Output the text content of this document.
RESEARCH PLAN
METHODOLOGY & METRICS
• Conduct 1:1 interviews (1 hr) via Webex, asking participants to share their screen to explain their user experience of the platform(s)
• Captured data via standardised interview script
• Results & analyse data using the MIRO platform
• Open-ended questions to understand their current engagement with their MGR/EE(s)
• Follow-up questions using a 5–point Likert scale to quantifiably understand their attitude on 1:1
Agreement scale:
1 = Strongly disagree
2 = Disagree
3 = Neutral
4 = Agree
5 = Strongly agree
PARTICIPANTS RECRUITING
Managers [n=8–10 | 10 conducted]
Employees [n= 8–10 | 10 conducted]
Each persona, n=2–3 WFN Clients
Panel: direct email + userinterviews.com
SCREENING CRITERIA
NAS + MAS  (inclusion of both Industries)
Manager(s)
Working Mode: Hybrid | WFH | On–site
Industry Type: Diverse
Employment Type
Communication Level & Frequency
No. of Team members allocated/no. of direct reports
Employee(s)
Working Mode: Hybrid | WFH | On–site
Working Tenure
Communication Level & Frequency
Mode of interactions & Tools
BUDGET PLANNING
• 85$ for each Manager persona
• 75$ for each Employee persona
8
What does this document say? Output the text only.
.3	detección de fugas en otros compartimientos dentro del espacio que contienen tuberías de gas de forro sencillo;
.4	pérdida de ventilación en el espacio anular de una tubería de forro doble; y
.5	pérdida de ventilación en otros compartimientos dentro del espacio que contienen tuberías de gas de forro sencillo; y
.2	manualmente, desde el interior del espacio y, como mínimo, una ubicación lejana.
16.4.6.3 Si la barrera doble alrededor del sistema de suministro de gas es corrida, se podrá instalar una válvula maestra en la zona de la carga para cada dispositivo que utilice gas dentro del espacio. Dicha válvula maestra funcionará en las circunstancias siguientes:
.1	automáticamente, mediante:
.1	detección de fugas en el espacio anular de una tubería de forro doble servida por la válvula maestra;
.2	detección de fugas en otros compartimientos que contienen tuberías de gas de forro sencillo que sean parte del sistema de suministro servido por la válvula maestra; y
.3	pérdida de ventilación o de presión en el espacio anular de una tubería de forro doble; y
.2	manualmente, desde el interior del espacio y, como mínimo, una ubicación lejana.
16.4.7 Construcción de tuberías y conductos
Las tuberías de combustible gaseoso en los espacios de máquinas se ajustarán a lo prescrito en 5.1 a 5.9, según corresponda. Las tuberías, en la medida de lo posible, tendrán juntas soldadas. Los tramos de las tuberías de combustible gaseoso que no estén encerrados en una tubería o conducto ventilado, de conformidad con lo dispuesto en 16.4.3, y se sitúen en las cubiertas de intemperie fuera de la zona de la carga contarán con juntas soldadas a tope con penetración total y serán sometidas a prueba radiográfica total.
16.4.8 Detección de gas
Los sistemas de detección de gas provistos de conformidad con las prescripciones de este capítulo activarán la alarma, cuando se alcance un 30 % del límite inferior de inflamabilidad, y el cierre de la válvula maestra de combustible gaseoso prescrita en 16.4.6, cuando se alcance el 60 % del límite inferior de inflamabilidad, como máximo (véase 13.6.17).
____________
Extract all of the material exactly as it is written.

→ Solution for this problem
Output the text content of this document.
RESEARCH PLAN
METHODOLOGY & METRICS
• Conduct 1:1 interviews (1 hr) via Webex, asking participants to share their screen to explain their user experience of the platform(s)
• Captured data via standardised interview script
• Results & analyse data using the MIRO platform
• Open-ended questions to understand their current engagement with their MGR/EE(s)
• Follow-up questions using a 5–point Likert scale to quantifiably understand their attitude on 1:1
Agreement scale:
1 = Strongly disagree
2 = Disagree
3 = Neutral
4 = Agree
5 = Strongly agree
PARTICIPANTS RECRUITING
Managers [n=8–10 | 10 conducted]
Employees [n= 8–10 | 10 conducted]
Each persona, n=2–3 WFN Clients
Panel: direct email + userinterviews.com
SCREENING CRITERIA
NAS + MAS  (inclusion of both Industries)
Manager(s)
Working Mode: Hybrid | WFH | On–site
Industry Type: Diverse
Employment Type
Communication Level & Frequency
No. of Team members allocated/no. of direct reports
Employee(s)
Working Mode: Hybrid | WFH | On–site
Working Tenure
Communication Level & Frequency
Mode of interactions & Tools
BUDGET PLANNING
• 85$ for each Manager persona
• 75$ for each Employee persona
8
What does this document say? Output the text only.
.3	detección de fugas en otros compartimientos dentro del espacio que contienen tuberías de gas de forro sencillo;
.4	pérdida de ventilación en el espacio anular de una tubería de forro doble; y
.5	pérdida de ventilación en otros compartimientos dentro del espacio que contienen tuberías de gas de forro sencillo; y
.2	manualmente, desde el interior del espacio y, como mínimo, una ubicación lejana.
16.4.6.3 Si la barrera doble alrededor del sistema de suministro de gas es corrida, se podrá instalar una válvula maestra en la zona de la carga para cada dispositivo que utilice gas dentro del espacio. Dicha válvula maestra funcionará en las circunstancias siguientes:
.1	automáticamente, mediante:
.1	detección de fugas en el espacio anular de una tubería de forro doble servida por la válvula maestra;
.2	detección de fugas en otros compartimientos que contienen tuberías de gas de forro sencillo que sean parte del sistema de suministro servido por la válvula maestra; y
.3	pérdida de ventilación o de presión en el espacio anular de una tubería de forro doble; y
.2	manualmente, desde el interior del espacio y, como mínimo, una ubicación lejana.
16.4.7 Construcción de tuberías y conductos
Las tuberías de combustible gaseoso en los espacios de máquinas se ajustarán a lo prescrito en 5.1 a 5.9, según corresponda. Las tuberías, en la medida de lo posible, tendrán juntas soldadas. Los tramos de las tuberías de combustible gaseoso que no estén encerrados en una tubería o conducto ventilado, de conformidad con lo dispuesto en 16.4.3, y se sitúen en las cubiertas de intemperie fuera de la zona de la carga contarán con juntas soldadas a tope con penetración total y serán sometidas a prueba radiográfica total.
16.4.8 Detección de gas
Los sistemas de detección de gas provistos de conformidad con las prescripciones de este capítulo activarán la alarma, cuando se alcance un 30 % del límite inferior de inflamabilidad, y el cierre de la válvula maestra de combustible gaseoso prescrita en 16.4.6, cuando se alcance el 60 % del límite inferior de inflamabilidad, como máximo (véase 13.6.17).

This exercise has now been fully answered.